▼

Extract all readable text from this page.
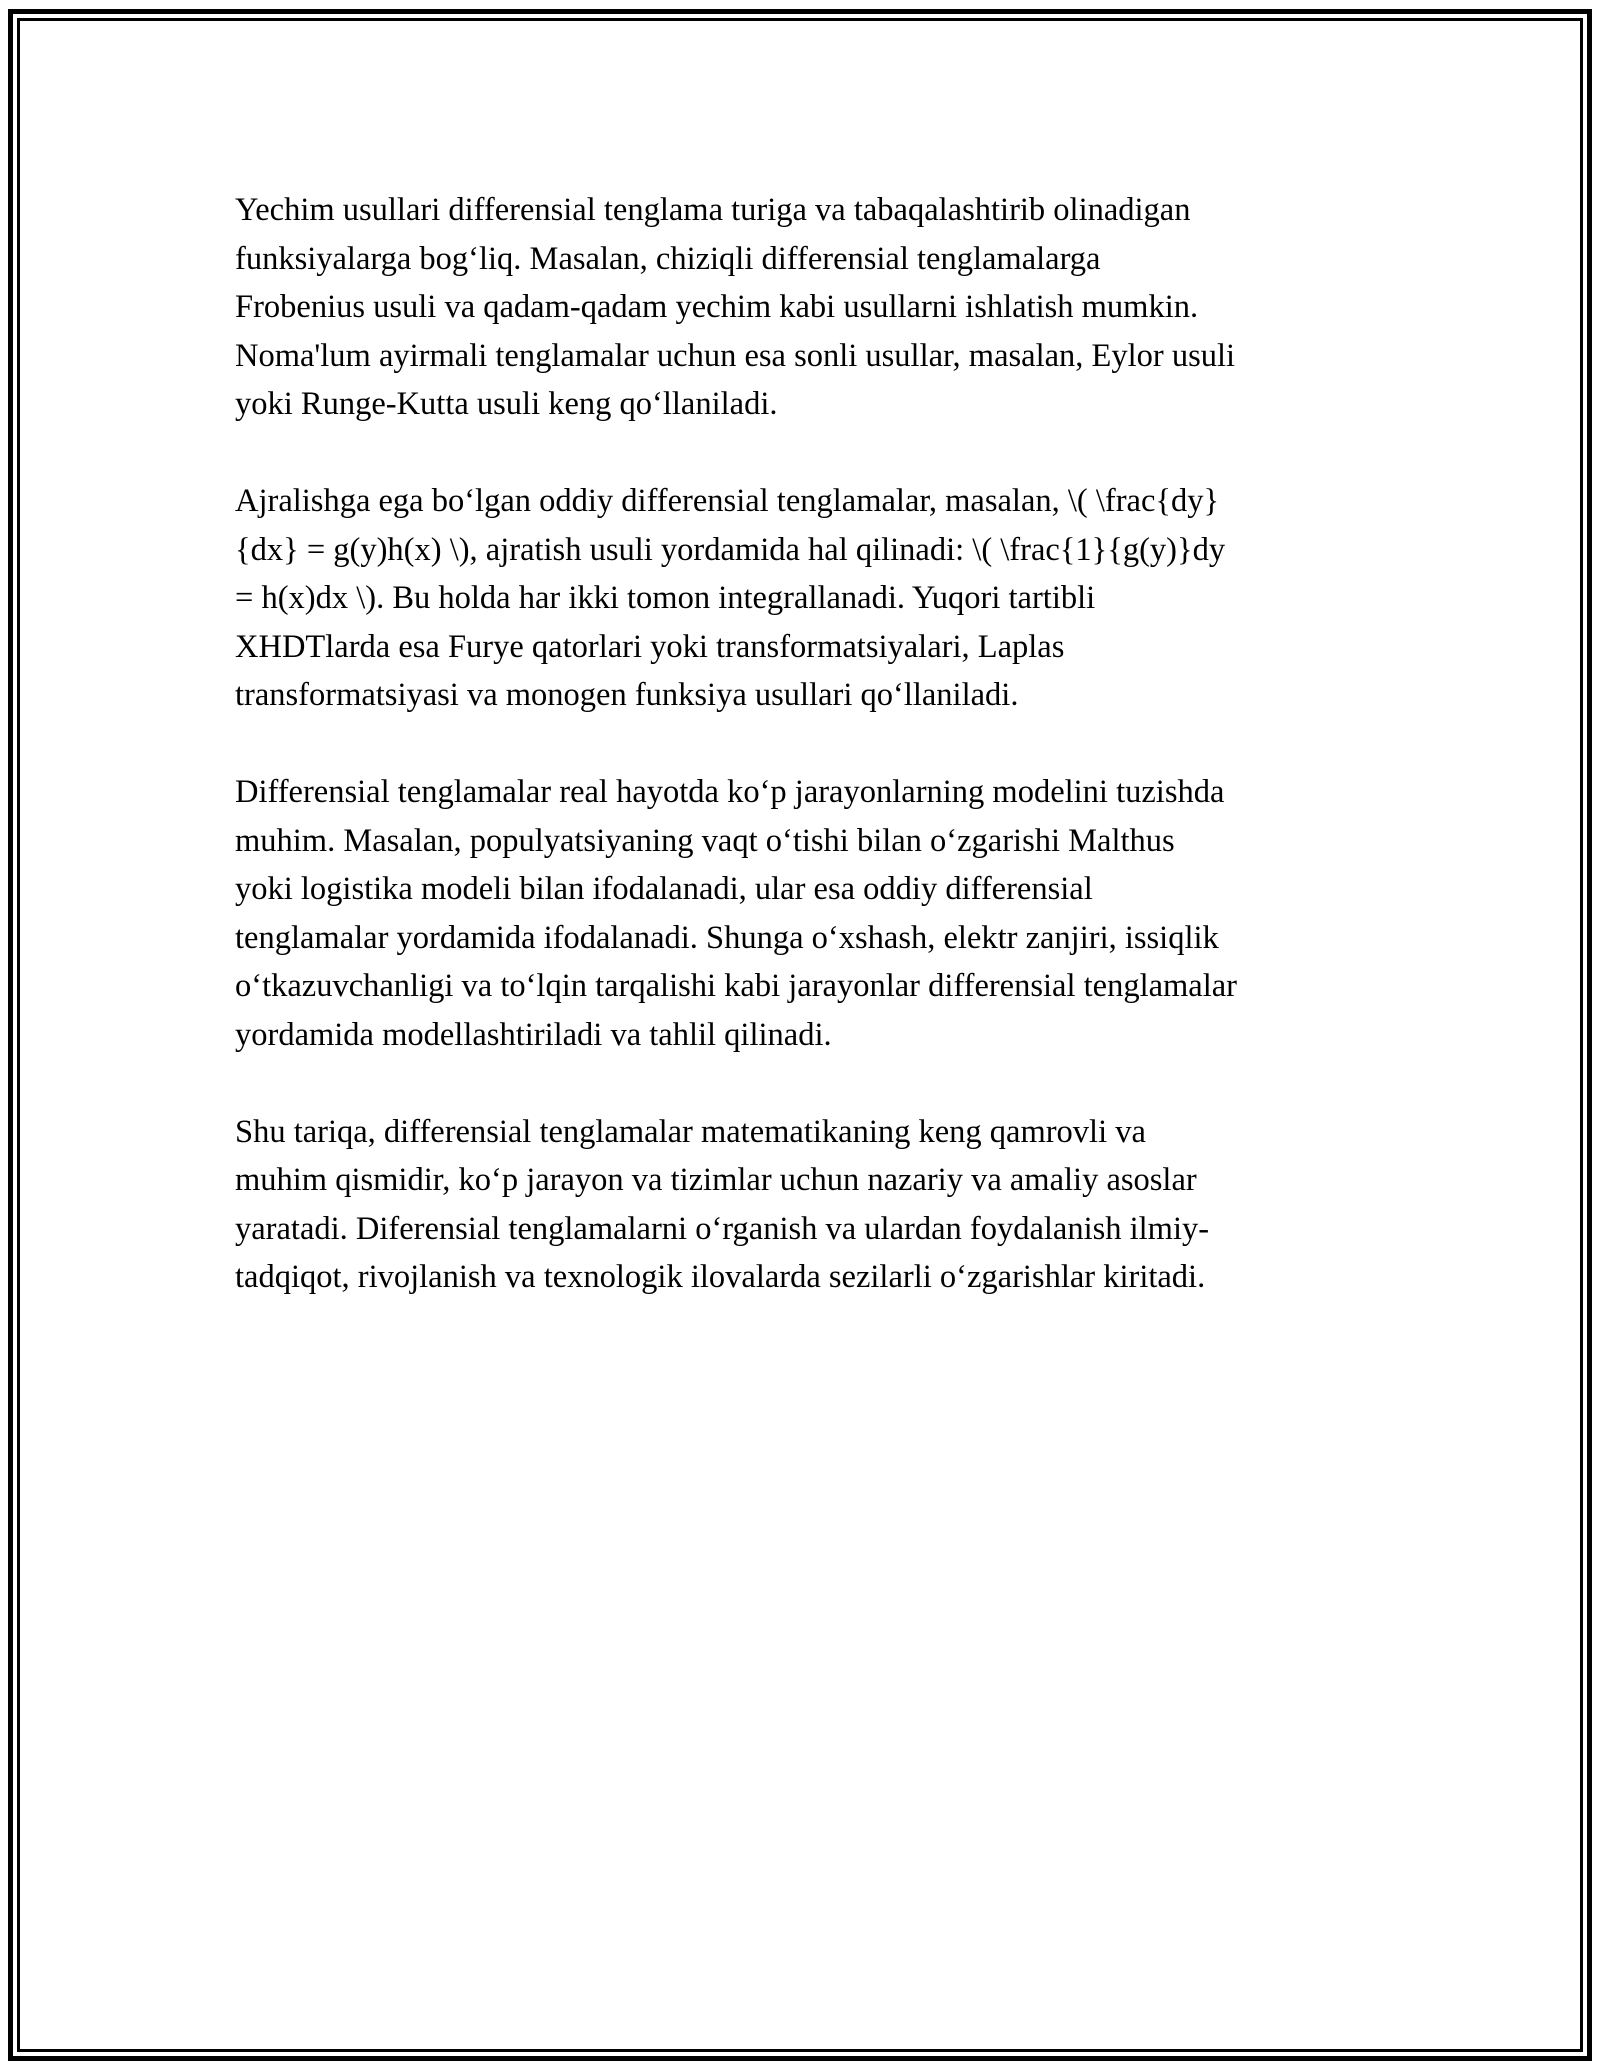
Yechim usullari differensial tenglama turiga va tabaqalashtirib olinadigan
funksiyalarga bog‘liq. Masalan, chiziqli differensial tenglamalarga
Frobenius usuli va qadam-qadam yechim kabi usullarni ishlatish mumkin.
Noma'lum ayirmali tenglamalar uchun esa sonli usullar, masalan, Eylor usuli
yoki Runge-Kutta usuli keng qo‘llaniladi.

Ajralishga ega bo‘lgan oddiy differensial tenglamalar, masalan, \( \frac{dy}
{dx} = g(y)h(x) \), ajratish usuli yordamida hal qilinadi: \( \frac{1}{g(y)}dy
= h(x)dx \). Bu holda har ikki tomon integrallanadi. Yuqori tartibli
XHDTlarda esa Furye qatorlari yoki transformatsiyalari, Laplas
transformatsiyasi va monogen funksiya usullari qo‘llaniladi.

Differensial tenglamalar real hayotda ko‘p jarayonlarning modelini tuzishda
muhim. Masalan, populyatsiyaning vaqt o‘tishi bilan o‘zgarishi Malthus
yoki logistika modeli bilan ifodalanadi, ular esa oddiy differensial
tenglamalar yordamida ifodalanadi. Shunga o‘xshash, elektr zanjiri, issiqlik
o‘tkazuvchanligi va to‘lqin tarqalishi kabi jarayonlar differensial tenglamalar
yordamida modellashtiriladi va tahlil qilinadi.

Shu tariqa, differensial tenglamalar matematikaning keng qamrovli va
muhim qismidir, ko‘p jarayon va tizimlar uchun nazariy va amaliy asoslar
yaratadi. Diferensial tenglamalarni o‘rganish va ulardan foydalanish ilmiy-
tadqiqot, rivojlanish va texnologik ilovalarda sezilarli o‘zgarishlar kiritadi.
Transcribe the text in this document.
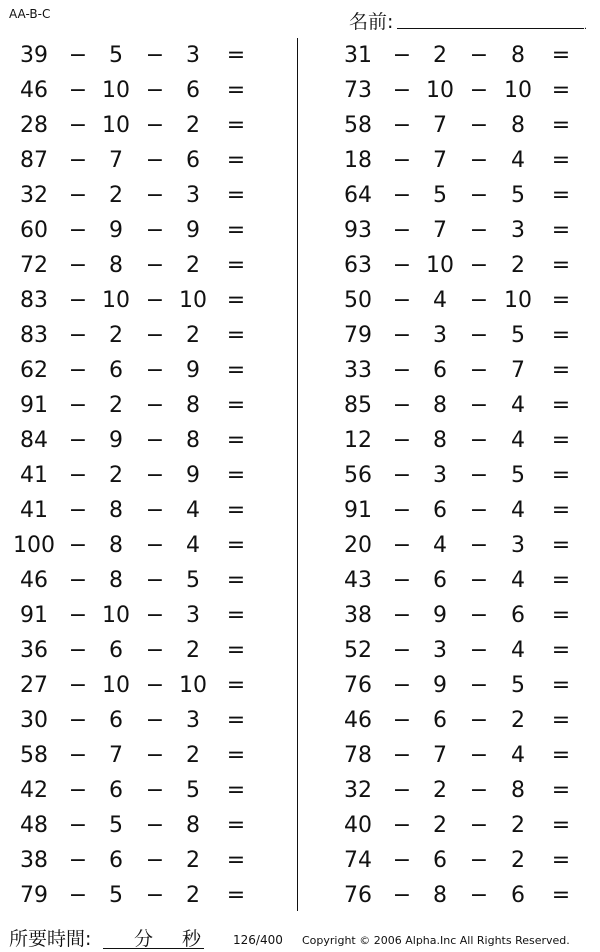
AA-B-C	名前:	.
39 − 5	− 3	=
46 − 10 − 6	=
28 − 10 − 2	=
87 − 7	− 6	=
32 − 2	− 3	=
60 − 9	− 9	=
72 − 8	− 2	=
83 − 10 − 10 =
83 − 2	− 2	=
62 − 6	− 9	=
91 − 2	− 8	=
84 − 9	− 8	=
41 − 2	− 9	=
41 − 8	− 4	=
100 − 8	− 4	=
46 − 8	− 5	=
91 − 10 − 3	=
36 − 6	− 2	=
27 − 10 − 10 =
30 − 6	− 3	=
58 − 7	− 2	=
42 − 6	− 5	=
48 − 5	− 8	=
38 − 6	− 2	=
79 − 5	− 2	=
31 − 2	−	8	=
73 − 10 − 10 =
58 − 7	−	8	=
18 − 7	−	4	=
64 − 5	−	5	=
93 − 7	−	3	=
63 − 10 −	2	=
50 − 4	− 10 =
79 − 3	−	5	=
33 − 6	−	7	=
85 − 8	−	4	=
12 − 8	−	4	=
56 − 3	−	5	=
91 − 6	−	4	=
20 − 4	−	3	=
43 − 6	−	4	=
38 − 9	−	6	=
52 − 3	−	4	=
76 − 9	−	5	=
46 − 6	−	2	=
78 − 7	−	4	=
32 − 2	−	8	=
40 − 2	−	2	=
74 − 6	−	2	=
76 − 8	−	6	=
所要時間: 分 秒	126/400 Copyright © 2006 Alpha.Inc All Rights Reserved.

▲

→ **Short problem**: In the entries above, identify every line with the word "muhim". Copy those lines.

→ **Exercise answer**:
muhim. Masalan, populyatsiyaning vaqt o‘tishi bilan o‘zgarishi Malthus
muhim qismidir, ko‘p jarayon va tizimlar uchun nazariy va amaliy asoslar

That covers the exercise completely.